YEMEN: Outrage over death of 12-year-old child bride aimed at government [Updated]
Mounting outrage following the death of 12-year-old Fawziya Abdullah Youssef, who died giving birth to her stillborn child, is renewing pressure on Yemeni President Ali Abdullah Saleh to ratify a law passed in parliament that would make 17 the minimum marriage age.
Youssef died on arrival at a rural hospital in Yemen's Al Hodeida province after several days of difficult labor, according to the Yemeni child rights association Seyaj.
Youssef, the oldest of four children, was just 11 when her ailing father pulled her out of school and married her to a man twice her age, 25-year-old Youssef Ghrad, Seyaj director Ahmed Qorashi told The Times.
Qorashi said early marriages are not uncommon in poor families such as the Youssefs, who probably did not think they were doing anything wrong. The family's poverty may also explain why the girl was not taken sooner to the hospital, which was 10 miles from where she lived.

____

▶ **USING THE INFORMATION**
a - Write out the passage of the child bride article between "Youssef died on" and "where she lived.", inclusive.
b - Carry on the child bride article, starting right after its last sentence.
The listing comes from a separate source and is not part of the child bride article.

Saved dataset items
____

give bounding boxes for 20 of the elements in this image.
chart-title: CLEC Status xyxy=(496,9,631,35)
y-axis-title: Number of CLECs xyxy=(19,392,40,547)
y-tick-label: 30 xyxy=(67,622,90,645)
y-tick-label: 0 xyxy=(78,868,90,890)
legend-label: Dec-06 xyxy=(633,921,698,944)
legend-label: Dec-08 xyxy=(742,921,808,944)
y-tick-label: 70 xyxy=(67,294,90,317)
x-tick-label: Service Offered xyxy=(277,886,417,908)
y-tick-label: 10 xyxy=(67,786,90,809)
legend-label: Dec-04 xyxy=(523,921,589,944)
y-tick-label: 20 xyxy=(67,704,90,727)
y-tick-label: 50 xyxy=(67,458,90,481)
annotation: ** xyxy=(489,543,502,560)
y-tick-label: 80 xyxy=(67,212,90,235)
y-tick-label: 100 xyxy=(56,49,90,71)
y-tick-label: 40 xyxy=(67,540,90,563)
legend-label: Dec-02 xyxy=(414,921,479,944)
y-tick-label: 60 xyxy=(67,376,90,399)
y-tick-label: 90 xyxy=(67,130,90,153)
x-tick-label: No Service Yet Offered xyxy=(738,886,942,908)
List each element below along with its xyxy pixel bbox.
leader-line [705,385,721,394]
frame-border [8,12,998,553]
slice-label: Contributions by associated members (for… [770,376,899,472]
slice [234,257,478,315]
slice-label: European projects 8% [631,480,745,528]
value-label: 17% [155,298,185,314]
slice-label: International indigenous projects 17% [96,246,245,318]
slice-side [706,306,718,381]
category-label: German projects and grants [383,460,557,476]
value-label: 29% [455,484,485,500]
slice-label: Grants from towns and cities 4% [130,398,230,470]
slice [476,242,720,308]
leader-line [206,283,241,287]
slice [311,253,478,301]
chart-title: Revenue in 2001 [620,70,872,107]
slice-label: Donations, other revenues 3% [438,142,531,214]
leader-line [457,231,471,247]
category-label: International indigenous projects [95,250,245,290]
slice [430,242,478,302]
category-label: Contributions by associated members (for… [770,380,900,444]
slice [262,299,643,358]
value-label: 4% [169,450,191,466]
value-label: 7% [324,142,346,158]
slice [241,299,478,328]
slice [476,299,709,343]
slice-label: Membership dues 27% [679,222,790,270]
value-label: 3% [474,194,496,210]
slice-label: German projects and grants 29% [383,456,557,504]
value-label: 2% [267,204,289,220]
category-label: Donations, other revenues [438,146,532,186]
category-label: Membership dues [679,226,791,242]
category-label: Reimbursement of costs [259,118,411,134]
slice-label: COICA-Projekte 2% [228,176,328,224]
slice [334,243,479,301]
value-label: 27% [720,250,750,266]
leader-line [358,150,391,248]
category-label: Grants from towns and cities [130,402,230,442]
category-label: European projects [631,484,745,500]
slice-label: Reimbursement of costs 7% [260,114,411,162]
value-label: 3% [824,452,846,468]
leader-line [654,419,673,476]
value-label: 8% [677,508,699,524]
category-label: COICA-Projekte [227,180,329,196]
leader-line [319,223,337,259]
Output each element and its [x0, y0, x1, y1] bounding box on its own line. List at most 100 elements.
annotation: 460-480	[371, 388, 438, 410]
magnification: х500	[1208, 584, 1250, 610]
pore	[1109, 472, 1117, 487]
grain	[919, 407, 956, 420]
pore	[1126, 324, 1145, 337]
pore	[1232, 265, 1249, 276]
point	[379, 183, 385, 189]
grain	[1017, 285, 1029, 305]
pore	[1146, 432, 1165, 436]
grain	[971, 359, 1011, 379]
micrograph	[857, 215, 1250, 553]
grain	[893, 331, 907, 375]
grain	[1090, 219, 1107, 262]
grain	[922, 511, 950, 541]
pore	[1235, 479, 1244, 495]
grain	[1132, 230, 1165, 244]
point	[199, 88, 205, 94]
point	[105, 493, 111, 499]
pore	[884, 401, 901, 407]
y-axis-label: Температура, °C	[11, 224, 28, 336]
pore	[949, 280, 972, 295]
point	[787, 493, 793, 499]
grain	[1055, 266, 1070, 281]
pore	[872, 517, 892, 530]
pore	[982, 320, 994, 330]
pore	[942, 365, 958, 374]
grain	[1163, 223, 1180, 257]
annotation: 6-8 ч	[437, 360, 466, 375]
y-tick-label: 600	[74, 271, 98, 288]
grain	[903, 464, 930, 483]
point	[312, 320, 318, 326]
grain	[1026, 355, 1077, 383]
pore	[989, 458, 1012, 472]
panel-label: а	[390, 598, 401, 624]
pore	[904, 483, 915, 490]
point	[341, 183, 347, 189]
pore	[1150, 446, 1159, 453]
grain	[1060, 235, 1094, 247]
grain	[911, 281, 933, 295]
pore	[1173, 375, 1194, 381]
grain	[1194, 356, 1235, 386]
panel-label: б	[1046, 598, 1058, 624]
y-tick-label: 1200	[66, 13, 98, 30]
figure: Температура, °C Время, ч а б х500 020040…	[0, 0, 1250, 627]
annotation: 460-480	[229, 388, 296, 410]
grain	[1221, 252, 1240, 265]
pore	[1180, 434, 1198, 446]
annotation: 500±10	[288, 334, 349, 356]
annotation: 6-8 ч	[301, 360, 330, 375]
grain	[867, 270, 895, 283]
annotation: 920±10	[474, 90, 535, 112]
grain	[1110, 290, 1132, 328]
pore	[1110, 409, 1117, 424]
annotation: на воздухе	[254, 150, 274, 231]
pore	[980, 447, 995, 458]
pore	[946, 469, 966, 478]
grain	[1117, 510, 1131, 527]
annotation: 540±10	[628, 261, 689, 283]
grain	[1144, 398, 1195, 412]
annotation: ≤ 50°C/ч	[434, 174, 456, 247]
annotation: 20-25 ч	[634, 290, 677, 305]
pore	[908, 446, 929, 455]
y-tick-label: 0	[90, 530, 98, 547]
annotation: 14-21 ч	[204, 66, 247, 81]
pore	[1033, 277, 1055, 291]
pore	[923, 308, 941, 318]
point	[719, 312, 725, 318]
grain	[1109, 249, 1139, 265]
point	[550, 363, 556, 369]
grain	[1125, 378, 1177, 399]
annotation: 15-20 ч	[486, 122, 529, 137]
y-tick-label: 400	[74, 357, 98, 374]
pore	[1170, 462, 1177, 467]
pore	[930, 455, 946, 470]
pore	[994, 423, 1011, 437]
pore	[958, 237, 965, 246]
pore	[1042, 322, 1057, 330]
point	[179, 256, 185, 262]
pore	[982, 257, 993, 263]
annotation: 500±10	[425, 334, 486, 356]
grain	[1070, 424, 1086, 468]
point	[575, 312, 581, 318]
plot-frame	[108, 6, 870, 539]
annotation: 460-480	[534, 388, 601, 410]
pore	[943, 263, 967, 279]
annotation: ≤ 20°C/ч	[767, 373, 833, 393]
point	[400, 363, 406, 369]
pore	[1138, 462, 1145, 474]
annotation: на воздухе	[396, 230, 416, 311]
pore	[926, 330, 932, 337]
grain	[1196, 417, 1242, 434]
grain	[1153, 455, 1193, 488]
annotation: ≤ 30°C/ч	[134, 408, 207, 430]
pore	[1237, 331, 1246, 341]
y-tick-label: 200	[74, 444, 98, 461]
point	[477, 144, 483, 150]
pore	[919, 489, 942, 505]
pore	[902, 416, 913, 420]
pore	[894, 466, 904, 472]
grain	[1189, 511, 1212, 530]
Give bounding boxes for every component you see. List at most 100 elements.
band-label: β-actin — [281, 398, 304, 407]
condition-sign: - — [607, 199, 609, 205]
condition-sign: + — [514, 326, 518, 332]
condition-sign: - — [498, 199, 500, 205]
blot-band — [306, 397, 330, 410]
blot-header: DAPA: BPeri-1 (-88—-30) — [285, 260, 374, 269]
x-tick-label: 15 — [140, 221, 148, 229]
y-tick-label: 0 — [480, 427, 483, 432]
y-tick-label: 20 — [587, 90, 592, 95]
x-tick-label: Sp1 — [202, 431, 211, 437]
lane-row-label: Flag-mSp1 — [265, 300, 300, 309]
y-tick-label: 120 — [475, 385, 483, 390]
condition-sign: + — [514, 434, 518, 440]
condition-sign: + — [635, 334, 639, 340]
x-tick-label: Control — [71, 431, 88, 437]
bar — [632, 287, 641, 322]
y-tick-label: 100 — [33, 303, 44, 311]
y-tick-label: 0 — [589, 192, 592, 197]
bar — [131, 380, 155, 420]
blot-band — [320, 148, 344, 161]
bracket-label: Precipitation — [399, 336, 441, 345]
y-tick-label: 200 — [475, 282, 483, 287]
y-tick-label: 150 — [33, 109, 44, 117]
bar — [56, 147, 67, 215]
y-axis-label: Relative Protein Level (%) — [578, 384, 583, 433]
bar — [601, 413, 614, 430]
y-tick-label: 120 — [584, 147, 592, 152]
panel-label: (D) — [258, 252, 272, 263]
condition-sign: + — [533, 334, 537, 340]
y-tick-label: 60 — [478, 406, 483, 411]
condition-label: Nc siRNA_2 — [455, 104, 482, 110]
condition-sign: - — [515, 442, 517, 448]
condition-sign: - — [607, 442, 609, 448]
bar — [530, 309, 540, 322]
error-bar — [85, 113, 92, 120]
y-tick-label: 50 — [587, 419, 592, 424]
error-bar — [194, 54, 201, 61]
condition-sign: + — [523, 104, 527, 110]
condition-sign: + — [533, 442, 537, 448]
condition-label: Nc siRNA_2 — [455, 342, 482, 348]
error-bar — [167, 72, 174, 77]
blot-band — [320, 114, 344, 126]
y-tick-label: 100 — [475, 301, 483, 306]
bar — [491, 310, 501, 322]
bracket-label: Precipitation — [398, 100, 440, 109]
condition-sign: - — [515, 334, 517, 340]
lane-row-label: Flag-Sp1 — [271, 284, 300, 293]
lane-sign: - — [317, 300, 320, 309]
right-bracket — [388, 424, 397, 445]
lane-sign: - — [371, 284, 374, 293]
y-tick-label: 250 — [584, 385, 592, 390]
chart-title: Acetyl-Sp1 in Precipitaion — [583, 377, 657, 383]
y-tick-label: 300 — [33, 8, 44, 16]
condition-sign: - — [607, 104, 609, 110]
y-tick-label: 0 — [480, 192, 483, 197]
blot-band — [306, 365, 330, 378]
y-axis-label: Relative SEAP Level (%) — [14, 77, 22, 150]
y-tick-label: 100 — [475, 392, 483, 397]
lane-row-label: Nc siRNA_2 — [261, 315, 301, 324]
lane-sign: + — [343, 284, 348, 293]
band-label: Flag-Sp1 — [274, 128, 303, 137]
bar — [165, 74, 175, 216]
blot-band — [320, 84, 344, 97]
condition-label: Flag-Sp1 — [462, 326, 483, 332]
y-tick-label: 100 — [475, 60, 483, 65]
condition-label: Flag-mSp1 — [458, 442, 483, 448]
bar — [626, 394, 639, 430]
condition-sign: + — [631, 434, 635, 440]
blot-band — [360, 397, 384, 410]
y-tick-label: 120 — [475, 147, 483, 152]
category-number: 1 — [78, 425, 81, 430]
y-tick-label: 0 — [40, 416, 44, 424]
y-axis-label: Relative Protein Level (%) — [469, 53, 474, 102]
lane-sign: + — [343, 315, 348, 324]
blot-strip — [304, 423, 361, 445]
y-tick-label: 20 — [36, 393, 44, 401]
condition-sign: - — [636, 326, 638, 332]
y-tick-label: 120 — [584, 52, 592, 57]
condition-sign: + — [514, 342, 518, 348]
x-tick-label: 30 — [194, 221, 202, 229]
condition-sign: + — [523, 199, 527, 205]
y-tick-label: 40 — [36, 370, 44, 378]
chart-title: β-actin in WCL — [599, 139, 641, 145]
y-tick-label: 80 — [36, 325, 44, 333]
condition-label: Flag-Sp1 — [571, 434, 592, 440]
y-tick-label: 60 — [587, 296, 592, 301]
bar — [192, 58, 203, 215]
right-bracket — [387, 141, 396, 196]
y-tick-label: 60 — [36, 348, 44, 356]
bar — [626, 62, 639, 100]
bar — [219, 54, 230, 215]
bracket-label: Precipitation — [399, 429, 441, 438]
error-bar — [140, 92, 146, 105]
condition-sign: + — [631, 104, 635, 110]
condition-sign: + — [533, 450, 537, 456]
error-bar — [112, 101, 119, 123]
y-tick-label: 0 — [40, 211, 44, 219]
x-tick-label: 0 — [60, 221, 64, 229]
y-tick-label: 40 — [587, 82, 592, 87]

____

▶ **ANSWERS TO THE EXERCISES**
a -
Youssef died on arrival at a rural hospital in Yemen's Al Hodeida province after several days of difficult labor, according to the Yemeni child rights association Seyaj.
Youssef, the oldest of four children, was just 11 when her ailing father pulled her out of school and married her to a man twice her age, 25-year-old Youssef Ghrad, Seyaj director Ahmed Qorashi told The Times.
Qorashi said early marriages are not uncommon in poor families such as the Youssefs, who probably did not think they were doing anything wrong. The family's poverty may also explain why the girl was not taken sooner to the hospital, which was 10 miles from where she lived.

b -
[Updated, 12:30 p.m., The Yemeni embassy in Washington sent an email lamenting Fawiziya's death.
"We were profoundly saddened to hear the news of the death of the young Yemeni girl, Fawziya Abdullah Yousef (age 12)," said the email by Mohammed Albasha, spokesman for the Embassy.
He said President Ali Abdullah Saleh tried to amend the marriage law to raise the minimum age to 17 but was thwarted by conservative lawmakers. But he vowed that the government would soon pass legislation to raise the marriage age.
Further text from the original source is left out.